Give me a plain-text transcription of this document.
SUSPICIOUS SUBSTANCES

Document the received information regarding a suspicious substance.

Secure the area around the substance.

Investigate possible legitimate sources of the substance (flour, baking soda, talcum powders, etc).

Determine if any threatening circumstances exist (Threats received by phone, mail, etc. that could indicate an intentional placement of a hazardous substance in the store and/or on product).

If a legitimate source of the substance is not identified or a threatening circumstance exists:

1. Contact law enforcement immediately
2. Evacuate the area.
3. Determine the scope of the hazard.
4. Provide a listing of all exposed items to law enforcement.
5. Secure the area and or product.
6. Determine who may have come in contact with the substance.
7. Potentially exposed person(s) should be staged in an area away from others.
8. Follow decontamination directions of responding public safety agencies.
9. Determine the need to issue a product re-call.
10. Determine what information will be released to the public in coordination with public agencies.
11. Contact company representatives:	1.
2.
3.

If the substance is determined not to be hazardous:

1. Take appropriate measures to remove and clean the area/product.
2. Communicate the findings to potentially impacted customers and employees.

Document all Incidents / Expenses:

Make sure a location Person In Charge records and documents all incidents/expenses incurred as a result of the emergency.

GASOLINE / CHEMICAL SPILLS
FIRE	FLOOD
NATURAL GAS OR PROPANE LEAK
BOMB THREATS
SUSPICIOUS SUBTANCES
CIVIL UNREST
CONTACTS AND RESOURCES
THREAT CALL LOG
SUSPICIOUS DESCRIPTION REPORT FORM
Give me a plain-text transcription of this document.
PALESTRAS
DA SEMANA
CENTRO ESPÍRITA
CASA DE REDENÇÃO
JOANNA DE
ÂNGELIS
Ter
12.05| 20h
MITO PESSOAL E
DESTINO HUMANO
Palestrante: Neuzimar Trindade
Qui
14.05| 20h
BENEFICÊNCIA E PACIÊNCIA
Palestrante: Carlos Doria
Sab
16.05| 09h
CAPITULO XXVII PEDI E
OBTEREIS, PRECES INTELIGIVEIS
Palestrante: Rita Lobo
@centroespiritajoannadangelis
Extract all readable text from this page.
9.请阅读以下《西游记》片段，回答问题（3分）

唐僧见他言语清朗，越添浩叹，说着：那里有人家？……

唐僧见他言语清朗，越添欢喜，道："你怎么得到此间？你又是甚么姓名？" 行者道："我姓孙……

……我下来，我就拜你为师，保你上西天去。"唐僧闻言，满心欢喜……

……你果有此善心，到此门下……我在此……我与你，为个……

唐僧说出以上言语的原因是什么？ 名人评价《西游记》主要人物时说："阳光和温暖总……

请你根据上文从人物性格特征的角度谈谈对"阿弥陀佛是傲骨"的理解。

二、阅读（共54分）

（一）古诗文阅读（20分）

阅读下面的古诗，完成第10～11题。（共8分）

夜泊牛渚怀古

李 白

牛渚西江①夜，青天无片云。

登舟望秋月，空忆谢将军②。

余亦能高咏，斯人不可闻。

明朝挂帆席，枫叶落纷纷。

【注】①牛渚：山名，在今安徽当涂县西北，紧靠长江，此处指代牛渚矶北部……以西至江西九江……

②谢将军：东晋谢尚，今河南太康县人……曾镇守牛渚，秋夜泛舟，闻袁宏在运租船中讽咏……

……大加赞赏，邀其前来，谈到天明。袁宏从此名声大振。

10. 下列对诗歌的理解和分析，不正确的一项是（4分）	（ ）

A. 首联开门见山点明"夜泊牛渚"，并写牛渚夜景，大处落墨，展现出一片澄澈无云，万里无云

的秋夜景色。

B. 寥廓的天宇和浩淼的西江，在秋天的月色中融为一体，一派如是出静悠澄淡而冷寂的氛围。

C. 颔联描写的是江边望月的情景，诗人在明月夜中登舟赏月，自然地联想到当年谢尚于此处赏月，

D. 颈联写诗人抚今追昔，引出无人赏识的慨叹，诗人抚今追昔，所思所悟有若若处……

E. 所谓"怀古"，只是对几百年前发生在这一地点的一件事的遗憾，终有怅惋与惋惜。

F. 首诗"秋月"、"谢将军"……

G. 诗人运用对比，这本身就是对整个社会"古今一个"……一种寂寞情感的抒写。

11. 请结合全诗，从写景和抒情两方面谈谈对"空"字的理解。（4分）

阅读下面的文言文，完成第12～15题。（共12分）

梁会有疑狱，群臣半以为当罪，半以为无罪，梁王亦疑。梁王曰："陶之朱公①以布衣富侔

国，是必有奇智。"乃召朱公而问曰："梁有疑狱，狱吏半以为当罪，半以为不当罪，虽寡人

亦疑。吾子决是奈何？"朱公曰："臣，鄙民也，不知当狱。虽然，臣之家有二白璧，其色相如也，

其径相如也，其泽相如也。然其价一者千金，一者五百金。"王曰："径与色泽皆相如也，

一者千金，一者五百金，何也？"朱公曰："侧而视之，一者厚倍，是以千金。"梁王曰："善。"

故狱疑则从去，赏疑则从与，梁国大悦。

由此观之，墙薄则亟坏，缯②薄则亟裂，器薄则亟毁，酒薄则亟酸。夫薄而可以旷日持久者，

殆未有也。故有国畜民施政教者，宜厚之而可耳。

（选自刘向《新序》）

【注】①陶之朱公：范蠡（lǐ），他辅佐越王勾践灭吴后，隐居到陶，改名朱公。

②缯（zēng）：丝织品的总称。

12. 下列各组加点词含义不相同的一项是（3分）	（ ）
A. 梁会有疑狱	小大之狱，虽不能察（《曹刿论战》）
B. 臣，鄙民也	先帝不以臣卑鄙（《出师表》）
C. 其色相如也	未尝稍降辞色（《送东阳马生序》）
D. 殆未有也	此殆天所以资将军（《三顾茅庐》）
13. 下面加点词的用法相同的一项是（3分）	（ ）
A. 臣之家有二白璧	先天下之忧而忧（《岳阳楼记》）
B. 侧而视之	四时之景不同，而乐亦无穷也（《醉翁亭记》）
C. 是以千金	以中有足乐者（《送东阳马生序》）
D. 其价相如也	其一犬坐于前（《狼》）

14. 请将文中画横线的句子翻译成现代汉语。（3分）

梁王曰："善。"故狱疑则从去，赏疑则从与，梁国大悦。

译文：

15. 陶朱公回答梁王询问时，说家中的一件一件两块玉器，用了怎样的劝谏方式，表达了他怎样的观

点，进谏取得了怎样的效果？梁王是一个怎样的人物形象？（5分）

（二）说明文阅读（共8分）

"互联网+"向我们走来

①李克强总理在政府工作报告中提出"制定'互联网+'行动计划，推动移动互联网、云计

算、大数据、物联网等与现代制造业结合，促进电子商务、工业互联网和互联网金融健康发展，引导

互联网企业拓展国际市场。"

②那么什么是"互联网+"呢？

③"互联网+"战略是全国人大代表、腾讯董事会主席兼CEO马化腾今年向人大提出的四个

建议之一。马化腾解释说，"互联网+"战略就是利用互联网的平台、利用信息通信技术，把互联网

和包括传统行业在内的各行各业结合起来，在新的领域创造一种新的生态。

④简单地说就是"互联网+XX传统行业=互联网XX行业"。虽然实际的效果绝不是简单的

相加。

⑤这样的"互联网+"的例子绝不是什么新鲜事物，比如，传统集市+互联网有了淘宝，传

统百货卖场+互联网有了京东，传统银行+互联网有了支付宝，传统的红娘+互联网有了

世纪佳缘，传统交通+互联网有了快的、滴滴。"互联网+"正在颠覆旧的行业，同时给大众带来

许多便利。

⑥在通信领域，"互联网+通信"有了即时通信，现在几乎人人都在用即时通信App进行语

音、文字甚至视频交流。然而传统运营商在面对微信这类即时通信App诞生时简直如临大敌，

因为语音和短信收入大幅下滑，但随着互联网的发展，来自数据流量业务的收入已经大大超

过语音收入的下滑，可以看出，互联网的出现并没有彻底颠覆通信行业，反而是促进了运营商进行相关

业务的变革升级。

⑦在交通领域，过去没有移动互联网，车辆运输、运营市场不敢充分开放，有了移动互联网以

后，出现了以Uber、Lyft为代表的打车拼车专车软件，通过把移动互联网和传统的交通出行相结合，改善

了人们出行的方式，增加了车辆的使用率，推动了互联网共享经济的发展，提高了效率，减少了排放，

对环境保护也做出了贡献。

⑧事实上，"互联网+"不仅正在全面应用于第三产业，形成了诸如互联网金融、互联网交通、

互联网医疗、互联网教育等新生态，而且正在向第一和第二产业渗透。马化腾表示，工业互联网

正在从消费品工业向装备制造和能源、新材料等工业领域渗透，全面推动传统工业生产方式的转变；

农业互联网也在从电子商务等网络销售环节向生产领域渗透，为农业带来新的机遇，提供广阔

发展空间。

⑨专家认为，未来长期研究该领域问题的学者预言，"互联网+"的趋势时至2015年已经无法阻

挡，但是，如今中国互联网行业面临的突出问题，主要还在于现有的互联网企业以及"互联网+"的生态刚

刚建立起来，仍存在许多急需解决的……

• Your task:
Using the records above, select and copy every line that has the word "from".

• Solution:
7. Potentially exposed person(s) should be staged in an area away from others.
Extract all readable text from this page.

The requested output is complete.